Stored records:
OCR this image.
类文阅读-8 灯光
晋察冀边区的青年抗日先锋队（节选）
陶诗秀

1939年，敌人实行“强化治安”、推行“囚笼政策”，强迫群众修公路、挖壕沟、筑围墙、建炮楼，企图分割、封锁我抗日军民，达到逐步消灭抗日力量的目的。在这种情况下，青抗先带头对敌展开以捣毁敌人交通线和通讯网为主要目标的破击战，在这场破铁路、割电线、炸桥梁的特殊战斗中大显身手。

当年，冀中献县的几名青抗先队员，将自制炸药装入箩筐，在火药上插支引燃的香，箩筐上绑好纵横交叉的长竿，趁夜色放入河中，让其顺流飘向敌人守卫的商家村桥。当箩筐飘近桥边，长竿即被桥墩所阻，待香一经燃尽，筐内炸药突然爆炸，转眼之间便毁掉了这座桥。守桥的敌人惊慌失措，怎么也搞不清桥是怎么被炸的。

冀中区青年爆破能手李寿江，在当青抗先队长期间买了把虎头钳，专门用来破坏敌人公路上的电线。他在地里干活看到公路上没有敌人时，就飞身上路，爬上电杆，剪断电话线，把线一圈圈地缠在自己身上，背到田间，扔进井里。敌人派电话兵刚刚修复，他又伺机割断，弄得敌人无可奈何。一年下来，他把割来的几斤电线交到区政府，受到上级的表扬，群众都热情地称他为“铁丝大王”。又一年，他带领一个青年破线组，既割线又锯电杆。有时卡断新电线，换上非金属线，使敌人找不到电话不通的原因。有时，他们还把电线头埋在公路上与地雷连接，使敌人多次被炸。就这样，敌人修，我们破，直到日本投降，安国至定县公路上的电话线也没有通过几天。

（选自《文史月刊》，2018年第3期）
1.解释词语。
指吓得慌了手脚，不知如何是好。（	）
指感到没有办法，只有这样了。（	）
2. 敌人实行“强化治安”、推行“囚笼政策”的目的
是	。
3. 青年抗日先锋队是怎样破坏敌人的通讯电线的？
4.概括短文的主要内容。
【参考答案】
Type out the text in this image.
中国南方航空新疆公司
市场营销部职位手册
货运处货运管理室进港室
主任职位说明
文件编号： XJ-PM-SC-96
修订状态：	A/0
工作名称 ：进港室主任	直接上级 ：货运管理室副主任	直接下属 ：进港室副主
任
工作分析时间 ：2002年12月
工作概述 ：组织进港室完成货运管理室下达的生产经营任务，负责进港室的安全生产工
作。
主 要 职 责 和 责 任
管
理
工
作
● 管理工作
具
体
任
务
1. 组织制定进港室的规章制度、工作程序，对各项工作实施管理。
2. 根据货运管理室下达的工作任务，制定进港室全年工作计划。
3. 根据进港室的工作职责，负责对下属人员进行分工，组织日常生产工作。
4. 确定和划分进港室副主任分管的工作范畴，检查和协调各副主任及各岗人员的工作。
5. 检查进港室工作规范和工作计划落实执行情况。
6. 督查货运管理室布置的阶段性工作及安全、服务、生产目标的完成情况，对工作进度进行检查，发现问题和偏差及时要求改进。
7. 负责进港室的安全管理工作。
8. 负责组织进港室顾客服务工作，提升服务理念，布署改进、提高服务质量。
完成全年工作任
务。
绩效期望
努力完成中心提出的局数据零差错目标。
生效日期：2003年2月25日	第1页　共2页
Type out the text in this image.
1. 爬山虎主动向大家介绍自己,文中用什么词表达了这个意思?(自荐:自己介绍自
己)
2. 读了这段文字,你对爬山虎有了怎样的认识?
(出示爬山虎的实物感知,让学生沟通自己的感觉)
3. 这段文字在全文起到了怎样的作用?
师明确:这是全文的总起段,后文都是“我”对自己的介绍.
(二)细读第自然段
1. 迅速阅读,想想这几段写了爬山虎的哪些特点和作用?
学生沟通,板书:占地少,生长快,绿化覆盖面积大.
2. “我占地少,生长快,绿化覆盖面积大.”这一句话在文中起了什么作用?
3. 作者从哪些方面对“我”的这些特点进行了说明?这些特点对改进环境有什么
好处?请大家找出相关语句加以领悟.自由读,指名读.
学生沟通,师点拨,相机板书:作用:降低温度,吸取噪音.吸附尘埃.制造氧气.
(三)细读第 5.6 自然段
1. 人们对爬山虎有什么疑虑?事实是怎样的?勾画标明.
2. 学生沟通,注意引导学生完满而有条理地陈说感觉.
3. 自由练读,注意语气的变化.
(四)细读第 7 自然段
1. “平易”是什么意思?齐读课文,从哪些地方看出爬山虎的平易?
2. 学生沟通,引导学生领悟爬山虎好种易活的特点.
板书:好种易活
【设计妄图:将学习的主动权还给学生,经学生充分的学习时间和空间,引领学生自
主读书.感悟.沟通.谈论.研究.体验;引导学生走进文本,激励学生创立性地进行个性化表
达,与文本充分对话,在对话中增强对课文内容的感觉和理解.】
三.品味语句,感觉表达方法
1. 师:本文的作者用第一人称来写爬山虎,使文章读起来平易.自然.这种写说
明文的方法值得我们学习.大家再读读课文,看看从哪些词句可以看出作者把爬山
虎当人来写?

• [Exercise] Find each line holding "绿化覆盖面积大". Copy it out.

• [Exercise result]
学生沟通,板书:占地少,生长快,绿化覆盖面积大.
2. “我占地少,生长快,绿化覆盖面积大.”这一句话在文中起了什么作用?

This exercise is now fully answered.